* **WORK TO DO**
Leave the pictures out, and retype all of the material exactly as written.

— begin THE DATA —

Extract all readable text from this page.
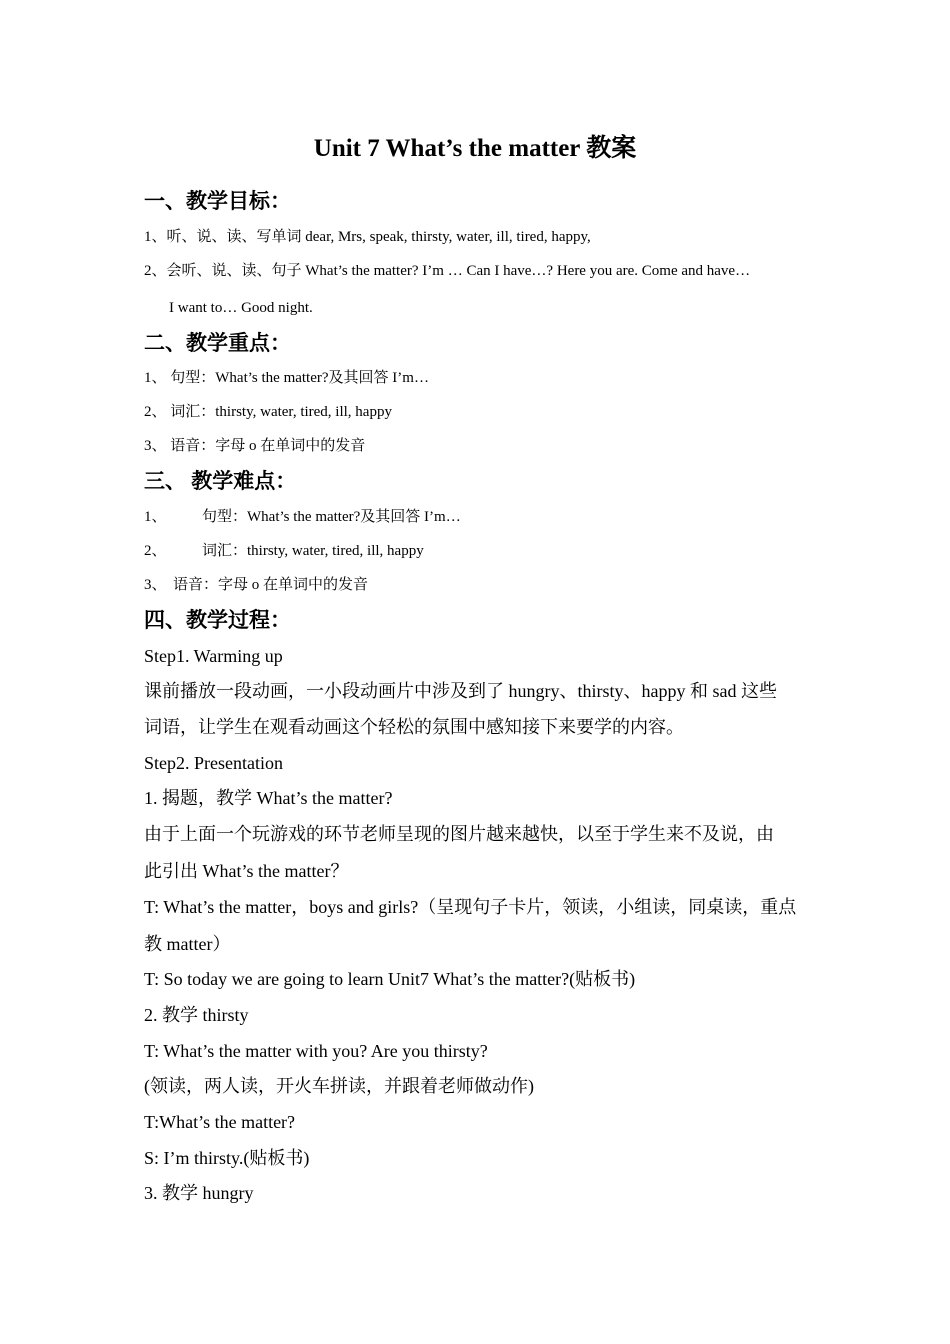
Unit 7 What’s the matter 教案
一、教学目标：
1、听、说、读、写单词 dear, Mrs, speak, thirsty, water, ill, tired, happy,
2、会听、说、读、句子 What’s the matter? I’m … Can I have…? Here you are. Come and have…
I want to… Good night.
二、教学重点：
1、 句型：What’s the matter?及其回答 I’m…
2、 词汇：thirsty, water, tired, ill, happy
3、 语音：字母 o 在单词中的发音
三、 教学难点：
1、 句型：What’s the matter?及其回答 I’m…
2、 词汇：thirsty, water, tired, ill, happy
3、 语音：字母 o 在单词中的发音
四、教学过程：
Step1. Warming up
课前播放一段动画，一小段动画片中涉及到了 hungry、thirsty、happy 和 sad 这些
词语，让学生在观看动画这个轻松的氛围中感知接下来要学的内容。
Step2. Presentation
1. 揭题，教学 What’s the matter?
由于上面一个玩游戏的环节老师呈现的图片越来越快，以至于学生来不及说，由
此引出 What’s the matter？
T: What’s the matter，boys and girls?（呈现句子卡片，领读，小组读，同桌读，重点
教 matter）
T: So today we are going to learn Unit7 What’s the matter?(贴板书)
2. 教学 thirsty
T: What’s the matter with you? Are you thirsty?
(领读，两人读，开火车拼读，并跟着老师做动作)
T:What’s the matter?
S: I’m thirsty.(贴板书)
3. 教学 hungry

— end THE DATA —

* **SOLVED PROBLEM**
Extract all readable text from this page.
Unit 7 What’s the matter 教案
一、教学目标：
1、听、说、读、写单词 dear, Mrs, speak, thirsty, water, ill, tired, happy,
2、会听、说、读、句子 What’s the matter? I’m … Can I have…? Here you are. Come and have…
I want to… Good night.
二、教学重点：
1、 句型：What’s the matter?及其回答 I’m…
2、 词汇：thirsty, water, tired, ill, happy
3、 语音：字母 o 在单词中的发音
三、 教学难点：
1、 句型：What’s the matter?及其回答 I’m…
2、 词汇：thirsty, water, tired, ill, happy
3、 语音：字母 o 在单词中的发音
四、教学过程：
Step1. Warming up
课前播放一段动画，一小段动画片中涉及到了 hungry、thirsty、happy 和 sad 这些
词语，让学生在观看动画这个轻松的氛围中感知接下来要学的内容。
Step2. Presentation
1. 揭题，教学 What’s the matter?
由于上面一个玩游戏的环节老师呈现的图片越来越快，以至于学生来不及说，由
此引出 What’s the matter？
T: What’s the matter，boys and girls?（呈现句子卡片，领读，小组读，同桌读，重点
教 matter）
T: So today we are going to learn Unit7 What’s the matter?(贴板书)
2. 教学 thirsty
T: What’s the matter with you? Are you thirsty?
(领读，两人读，开火车拼读，并跟着老师做动作)
T:What’s the matter?
S: I’m thirsty.(贴板书)
3. 教学 hungry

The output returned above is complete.